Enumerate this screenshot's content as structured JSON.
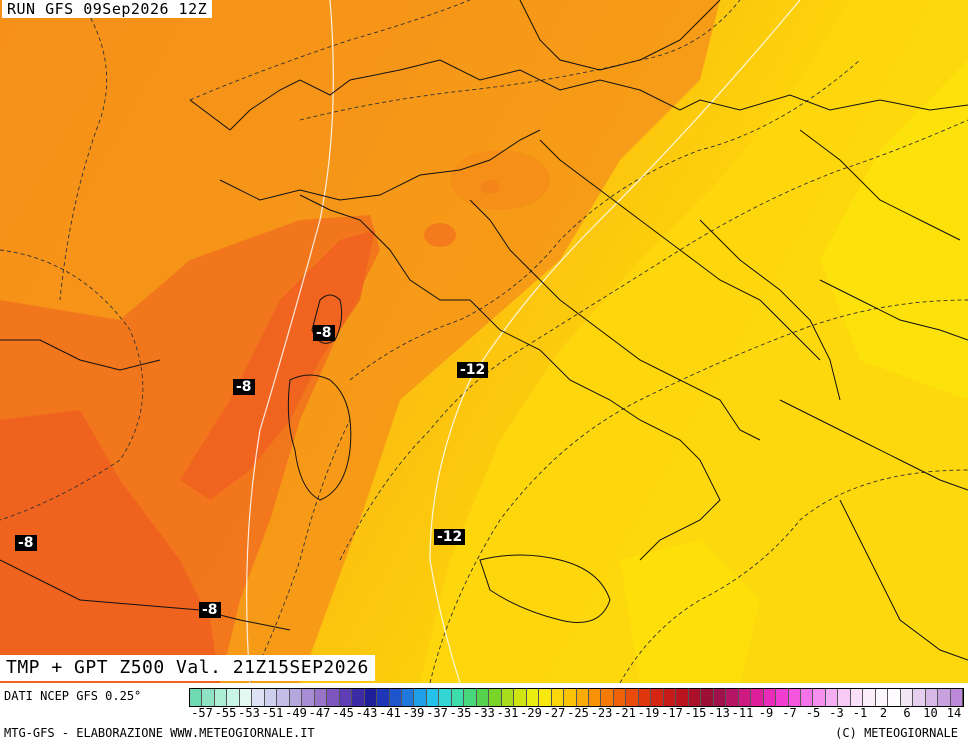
{
  "header": {
    "run_label": "RUN GFS 09Sep2026 12Z"
  },
  "footer": {
    "title": "TMP + GPT Z500 Val. 21Z15SEP2026",
    "source": "DATI NCEP GFS 0.25°",
    "credit_left": "MTG-GFS - ELABORAZIONE WWW.METEOGIORNALE.IT",
    "credit_right": "(C) METEOGIORNALE"
  },
  "contour_labels": [
    {
      "text": "-8"
    },
    {
      "text": "-8"
    },
    {
      "text": "-8"
    },
    {
      "text": "-8"
    },
    {
      "text": "-12"
    },
    {
      "text": "-12"
    }
  ],
  "legend": {
    "tick_labels": [
      "-57",
      "-55",
      "-53",
      "-51",
      "-49",
      "-47",
      "-45",
      "-43",
      "-41",
      "-39",
      "-37",
      "-35",
      "-33",
      "-31",
      "-29",
      "-27",
      "-25",
      "-23",
      "-21",
      "-19",
      "-17",
      "-15",
      "-13",
      "-11",
      "-9",
      "-7",
      "-5",
      "-3",
      "-1",
      "2",
      "6",
      "10",
      "14"
    ],
    "colors": [
      "#6fd9b3",
      "#8ee3c4",
      "#aaeed6",
      "#c8f5e6",
      "#e4f8f2",
      "#dde3f4",
      "#cdd0ef",
      "#c4bde8",
      "#b5a6de",
      "#a78dd4",
      "#9874c9",
      "#7e57be",
      "#5d3fb3",
      "#3d2ba6",
      "#1f1f9a",
      "#1f36b6",
      "#1f55cc",
      "#1f79dd",
      "#1f9fe6",
      "#25c1ea",
      "#34d6d4",
      "#3fdcab",
      "#48d77d",
      "#57d24f",
      "#7ad428",
      "#a8dd1b",
      "#cfe513",
      "#eaee10",
      "#f8e80d",
      "#fbd60b",
      "#fbc208",
      "#fbac06",
      "#f99305",
      "#f57a06",
      "#ef6107",
      "#e84b0a",
      "#df360e",
      "#d42613",
      "#c71b19",
      "#b9141f",
      "#aa1028",
      "#9d1035",
      "#a0114b",
      "#b61464",
      "#cc1a80",
      "#dd1f9c",
      "#ea2ab8",
      "#f23ed0",
      "#f457de",
      "#f573e8",
      "#f690ee",
      "#f7adf2",
      "#f8c9f5",
      "#fadff8",
      "#fbeefa",
      "#fdf7fd",
      "#fefcfe",
      "#f2e6f5",
      "#e4cfee",
      "#d7b8e6",
      "#c9a1df",
      "#bc8ad8"
    ]
  }
}
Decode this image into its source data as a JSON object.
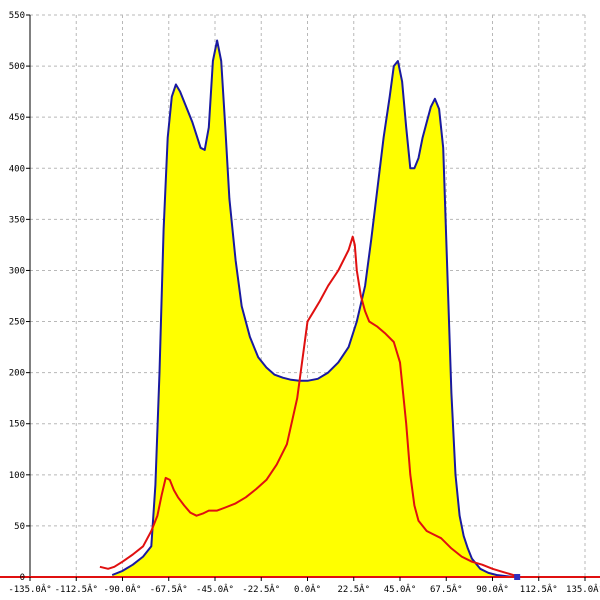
{
  "chart_data": {
    "type": "area",
    "title": "",
    "xlabel": "",
    "ylabel": "",
    "xlim": [
      -135,
      135
    ],
    "ylim": [
      0,
      550
    ],
    "grid": true,
    "x_ticks": [
      -135,
      -112.5,
      -90,
      -67.5,
      -45,
      -22.5,
      0,
      22.5,
      45,
      67.5,
      90,
      112.5,
      135
    ],
    "x_tick_labels": [
      "-135.0Â°",
      "-112.5Â°",
      "-90.0Â°",
      "-67.5Â°",
      "-45.0Â°",
      "-22.5Â°",
      "0.0Â°",
      "22.5Â°",
      "45.0Â°",
      "67.5Â°",
      "90.0Â°",
      "112.5Â°",
      "135.0Â°"
    ],
    "y_ticks": [
      50,
      100,
      150,
      200,
      250,
      300,
      350,
      400,
      450,
      500,
      550
    ],
    "y_tick_labels": [
      "50",
      "100",
      "150",
      "200",
      "250",
      "300",
      "350",
      "400",
      "450",
      "500",
      "550"
    ],
    "colors": {
      "fill": "#ffff00",
      "series1": "#1a1aa0",
      "series2": "#e01010",
      "grid": "#b8b8b8",
      "axis": "#000000"
    },
    "series": [
      {
        "style": "filled",
        "color": "#1a1aa0",
        "x": [
          -95,
          -90,
          -85,
          -80,
          -76,
          -74,
          -72,
          -70,
          -68,
          -66,
          -64,
          -62,
          -60,
          -56,
          -52,
          -50,
          -48,
          -46,
          -44,
          -42,
          -40,
          -38,
          -35,
          -32,
          -28,
          -24,
          -20,
          -16,
          -12,
          -8,
          -4,
          0,
          5,
          10,
          15,
          20,
          24,
          28,
          31,
          34,
          37,
          40,
          42,
          44,
          46,
          48,
          50,
          52,
          54,
          56,
          58,
          60,
          62,
          64,
          66,
          68,
          70,
          72,
          74,
          76,
          78,
          80,
          84,
          88,
          92,
          96,
          100,
          103
        ],
        "y": [
          2,
          6,
          12,
          20,
          30,
          90,
          200,
          340,
          430,
          470,
          482,
          475,
          465,
          445,
          420,
          418,
          440,
          505,
          525,
          505,
          440,
          370,
          310,
          265,
          235,
          215,
          205,
          198,
          195,
          193,
          192,
          192,
          194,
          200,
          210,
          225,
          250,
          285,
          330,
          380,
          430,
          470,
          500,
          505,
          485,
          440,
          400,
          400,
          410,
          430,
          445,
          460,
          468,
          458,
          420,
          300,
          180,
          100,
          60,
          40,
          28,
          18,
          8,
          4,
          2,
          1,
          0,
          0
        ]
      },
      {
        "style": "line",
        "color": "#e01010",
        "x": [
          -101,
          -97,
          -94,
          -90,
          -85,
          -80,
          -76,
          -73,
          -71,
          -69,
          -67,
          -65,
          -63,
          -60,
          -57,
          -54,
          -51,
          -48,
          -44,
          -40,
          -35,
          -30,
          -25,
          -20,
          -15,
          -10,
          -5,
          -2,
          0,
          3,
          6,
          10,
          15,
          20,
          22,
          23,
          24,
          26,
          28,
          30,
          34,
          38,
          42,
          45,
          48,
          50,
          52,
          54,
          56,
          58,
          61,
          65,
          70,
          75,
          80,
          85,
          90,
          95,
          100,
          103
        ],
        "y": [
          10,
          8,
          10,
          15,
          22,
          30,
          45,
          60,
          80,
          97,
          95,
          85,
          78,
          70,
          63,
          60,
          62,
          65,
          65,
          68,
          72,
          78,
          86,
          95,
          110,
          130,
          175,
          220,
          250,
          260,
          270,
          285,
          300,
          320,
          333,
          325,
          300,
          275,
          260,
          250,
          245,
          238,
          230,
          210,
          150,
          100,
          70,
          55,
          50,
          45,
          42,
          38,
          28,
          20,
          15,
          12,
          8,
          5,
          2,
          1
        ]
      }
    ]
  }
}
------------------------------------
Go back to the records above and write them out exactly, without the pictures.

Enumerate this screenshot's content as structured JSON.
{
  "header": {
    "run_label": "RUN GFS 09Sep2026 12Z"
  },
  "footer": {
    "title": "TMP + GPT Z500 Val. 21Z15SEP2026",
    "source": "DATI NCEP GFS 0.25°",
    "credit_left": "MTG-GFS - ELABORAZIONE WWW.METEOGIORNALE.IT",
    "credit_right": "(C) METEOGIORNALE"
  },
  "contour_labels": [
    {
      "text": "-8"
    },
    {
      "text": "-8"
    },
    {
      "text": "-8"
    },
    {
      "text": "-8"
    },
    {
      "text": "-12"
    },
    {
      "text": "-12"
    }
  ],
  "legend": {
    "tick_labels": [
      "-57",
      "-55",
      "-53",
      "-51",
      "-49",
      "-47",
      "-45",
      "-43",
      "-41",
      "-39",
      "-37",
      "-35",
      "-33",
      "-31",
      "-29",
      "-27",
      "-25",
      "-23",
      "-21",
      "-19",
      "-17",
      "-15",
      "-13",
      "-11",
      "-9",
      "-7",
      "-5",
      "-3",
      "-1",
      "2",
      "6",
      "10",
      "14"
    ],
    "colors": [
      "#6fd9b3",
      "#8ee3c4",
      "#aaeed6",
      "#c8f5e6",
      "#e4f8f2",
      "#dde3f4",
      "#cdd0ef",
      "#c4bde8",
      "#b5a6de",
      "#a78dd4",
      "#9874c9",
      "#7e57be",
      "#5d3fb3",
      "#3d2ba6",
      "#1f1f9a",
      "#1f36b6",
      "#1f55cc",
      "#1f79dd",
      "#1f9fe6",
      "#25c1ea",
      "#34d6d4",
      "#3fdcab",
      "#48d77d",
      "#57d24f",
      "#7ad428",
      "#a8dd1b",
      "#cfe513",
      "#eaee10",
      "#f8e80d",
      "#fbd60b",
      "#fbc208",
      "#fbac06",
      "#f99305",
      "#f57a06",
      "#ef6107",
      "#e84b0a",
      "#df360e",
      "#d42613",
      "#c71b19",
      "#b9141f",
      "#aa1028",
      "#9d1035",
      "#a0114b",
      "#b61464",
      "#cc1a80",
      "#dd1f9c",
      "#ea2ab8",
      "#f23ed0",
      "#f457de",
      "#f573e8",
      "#f690ee",
      "#f7adf2",
      "#f8c9f5",
      "#fadff8",
      "#fbeefa",
      "#fdf7fd",
      "#fefcfe",
      "#f2e6f5",
      "#e4cfee",
      "#d7b8e6",
      "#c9a1df",
      "#bc8ad8"
    ]
  }
}
Decode this image into its source data as a JSON object.
{
  "chart_data": {
    "type": "area",
    "title": "",
    "xlabel": "",
    "ylabel": "",
    "xlim": [
      -135,
      135
    ],
    "ylim": [
      0,
      550
    ],
    "grid": true,
    "x_ticks": [
      -135,
      -112.5,
      -90,
      -67.5,
      -45,
      -22.5,
      0,
      22.5,
      45,
      67.5,
      90,
      112.5,
      135
    ],
    "x_tick_labels": [
      "-135.0Â°",
      "-112.5Â°",
      "-90.0Â°",
      "-67.5Â°",
      "-45.0Â°",
      "-22.5Â°",
      "0.0Â°",
      "22.5Â°",
      "45.0Â°",
      "67.5Â°",
      "90.0Â°",
      "112.5Â°",
      "135.0Â°"
    ],
    "y_ticks": [
      50,
      100,
      150,
      200,
      250,
      300,
      350,
      400,
      450,
      500,
      550
    ],
    "y_tick_labels": [
      "50",
      "100",
      "150",
      "200",
      "250",
      "300",
      "350",
      "400",
      "450",
      "500",
      "550"
    ],
    "colors": {
      "fill": "#ffff00",
      "series1": "#1a1aa0",
      "series2": "#e01010",
      "grid": "#b8b8b8",
      "axis": "#000000"
    },
    "series": [
      {
        "style": "filled",
        "color": "#1a1aa0",
        "x": [
          -95,
          -90,
          -85,
          -80,
          -76,
          -74,
          -72,
          -70,
          -68,
          -66,
          -64,
          -62,
          -60,
          -56,
          -52,
          -50,
          -48,
          -46,
          -44,
          -42,
          -40,
          -38,
          -35,
          -32,
          -28,
          -24,
          -20,
          -16,
          -12,
          -8,
          -4,
          0,
          5,
          10,
          15,
          20,
          24,
          28,
          31,
          34,
          37,
          40,
          42,
          44,
          46,
          48,
          50,
          52,
          54,
          56,
          58,
          60,
          62,
          64,
          66,
          68,
          70,
          72,
          74,
          76,
          78,
          80,
          84,
          88,
          92,
          96,
          100,
          103
        ],
        "y": [
          2,
          6,
          12,
          20,
          30,
          90,
          200,
          340,
          430,
          470,
          482,
          475,
          465,
          445,
          420,
          418,
          440,
          505,
          525,
          505,
          440,
          370,
          310,
          265,
          235,
          215,
          205,
          198,
          195,
          193,
          192,
          192,
          194,
          200,
          210,
          225,
          250,
          285,
          330,
          380,
          430,
          470,
          500,
          505,
          485,
          440,
          400,
          400,
          410,
          430,
          445,
          460,
          468,
          458,
          420,
          300,
          180,
          100,
          60,
          40,
          28,
          18,
          8,
          4,
          2,
          1,
          0,
          0
        ]
      },
      {
        "style": "line",
        "color": "#e01010",
        "x": [
          -101,
          -97,
          -94,
          -90,
          -85,
          -80,
          -76,
          -73,
          -71,
          -69,
          -67,
          -65,
          -63,
          -60,
          -57,
          -54,
          -51,
          -48,
          -44,
          -40,
          -35,
          -30,
          -25,
          -20,
          -15,
          -10,
          -5,
          -2,
          0,
          3,
          6,
          10,
          15,
          20,
          22,
          23,
          24,
          26,
          28,
          30,
          34,
          38,
          42,
          45,
          48,
          50,
          52,
          54,
          56,
          58,
          61,
          65,
          70,
          75,
          80,
          85,
          90,
          95,
          100,
          103
        ],
        "y": [
          10,
          8,
          10,
          15,
          22,
          30,
          45,
          60,
          80,
          97,
          95,
          85,
          78,
          70,
          63,
          60,
          62,
          65,
          65,
          68,
          72,
          78,
          86,
          95,
          110,
          130,
          175,
          220,
          250,
          260,
          270,
          285,
          300,
          320,
          333,
          325,
          300,
          275,
          260,
          250,
          245,
          238,
          230,
          210,
          150,
          100,
          70,
          55,
          50,
          45,
          42,
          38,
          28,
          20,
          15,
          12,
          8,
          5,
          2,
          1
        ]
      }
    ]
  }
}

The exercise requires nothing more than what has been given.